AIM: Lines containing the string "humoral" are to be collected in full.
══ RECORDS FOR THIS EXERCISE ══
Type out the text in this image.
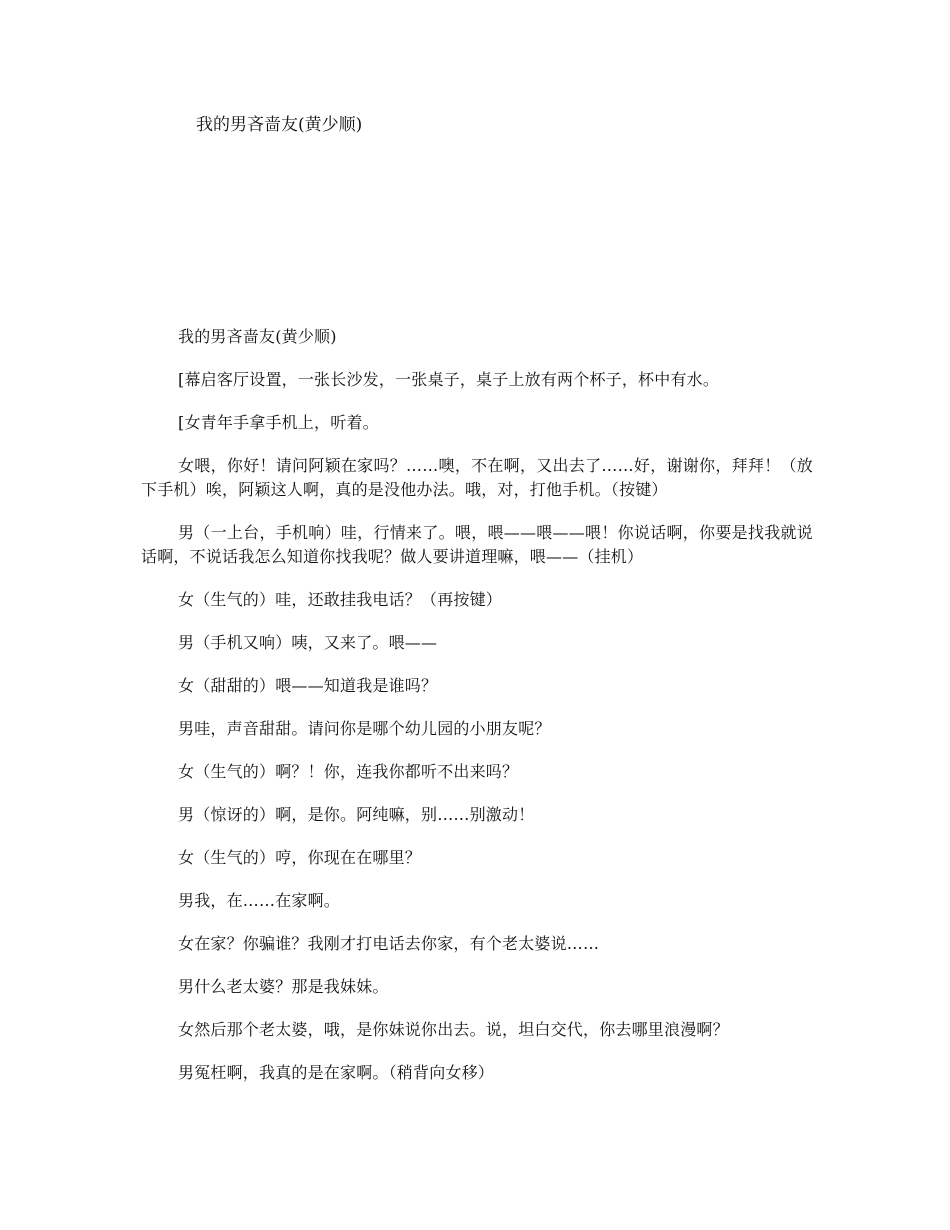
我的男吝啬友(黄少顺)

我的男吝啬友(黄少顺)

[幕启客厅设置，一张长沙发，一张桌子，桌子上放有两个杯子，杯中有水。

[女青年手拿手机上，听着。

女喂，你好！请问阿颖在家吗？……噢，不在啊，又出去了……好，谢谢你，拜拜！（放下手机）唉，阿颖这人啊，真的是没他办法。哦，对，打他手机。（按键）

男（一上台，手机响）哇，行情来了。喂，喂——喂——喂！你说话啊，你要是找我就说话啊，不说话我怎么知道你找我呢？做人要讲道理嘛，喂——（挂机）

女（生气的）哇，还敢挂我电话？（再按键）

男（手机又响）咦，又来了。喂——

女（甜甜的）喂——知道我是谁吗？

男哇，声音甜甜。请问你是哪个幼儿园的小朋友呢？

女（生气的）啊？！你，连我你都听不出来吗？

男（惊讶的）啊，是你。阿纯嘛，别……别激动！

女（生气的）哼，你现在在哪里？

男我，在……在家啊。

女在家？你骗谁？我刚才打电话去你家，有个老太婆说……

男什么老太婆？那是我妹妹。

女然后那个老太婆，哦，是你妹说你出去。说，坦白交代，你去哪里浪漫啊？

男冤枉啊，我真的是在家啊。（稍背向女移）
═══
══ RECORDS FOR THIS EXERCISE ══
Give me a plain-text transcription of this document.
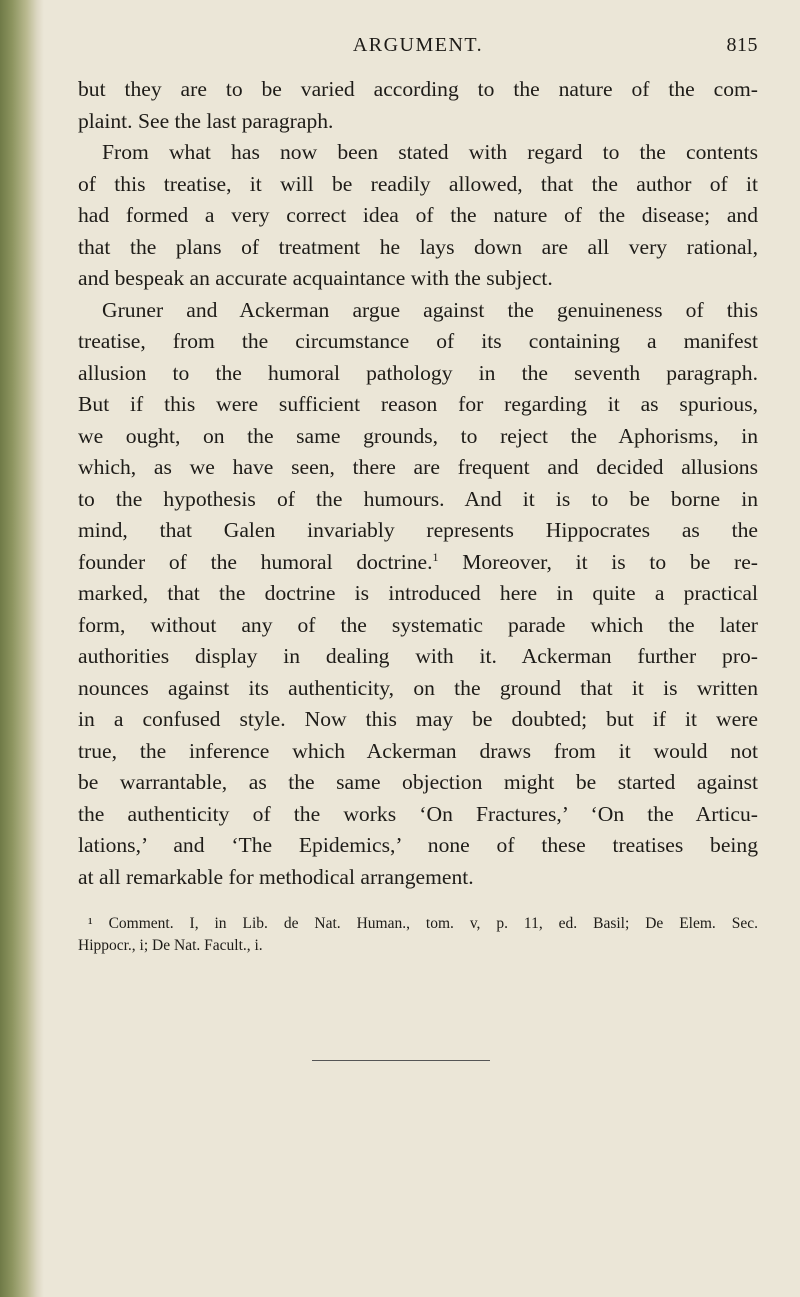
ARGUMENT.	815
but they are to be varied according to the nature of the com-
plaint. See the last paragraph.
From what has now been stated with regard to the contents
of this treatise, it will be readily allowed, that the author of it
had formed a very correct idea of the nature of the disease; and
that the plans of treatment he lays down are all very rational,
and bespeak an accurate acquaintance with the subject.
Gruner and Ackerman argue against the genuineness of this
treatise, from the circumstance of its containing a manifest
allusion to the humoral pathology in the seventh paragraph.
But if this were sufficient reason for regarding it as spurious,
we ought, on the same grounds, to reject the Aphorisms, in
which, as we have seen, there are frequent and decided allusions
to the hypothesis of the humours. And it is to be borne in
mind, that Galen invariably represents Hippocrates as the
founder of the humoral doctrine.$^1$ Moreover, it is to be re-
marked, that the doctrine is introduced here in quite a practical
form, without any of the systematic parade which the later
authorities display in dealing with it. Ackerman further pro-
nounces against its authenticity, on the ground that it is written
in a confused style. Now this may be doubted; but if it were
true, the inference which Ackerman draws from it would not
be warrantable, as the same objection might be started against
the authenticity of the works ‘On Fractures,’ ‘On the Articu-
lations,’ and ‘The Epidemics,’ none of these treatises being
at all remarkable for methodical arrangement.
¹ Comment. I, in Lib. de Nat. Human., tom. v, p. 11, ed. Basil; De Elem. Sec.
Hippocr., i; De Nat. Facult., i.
═══
THE COMPLETED TASK:
allusion to the humoral pathology in the seventh paragraph.
founder of the humoral doctrine.$^1$ Moreover, it is to be re-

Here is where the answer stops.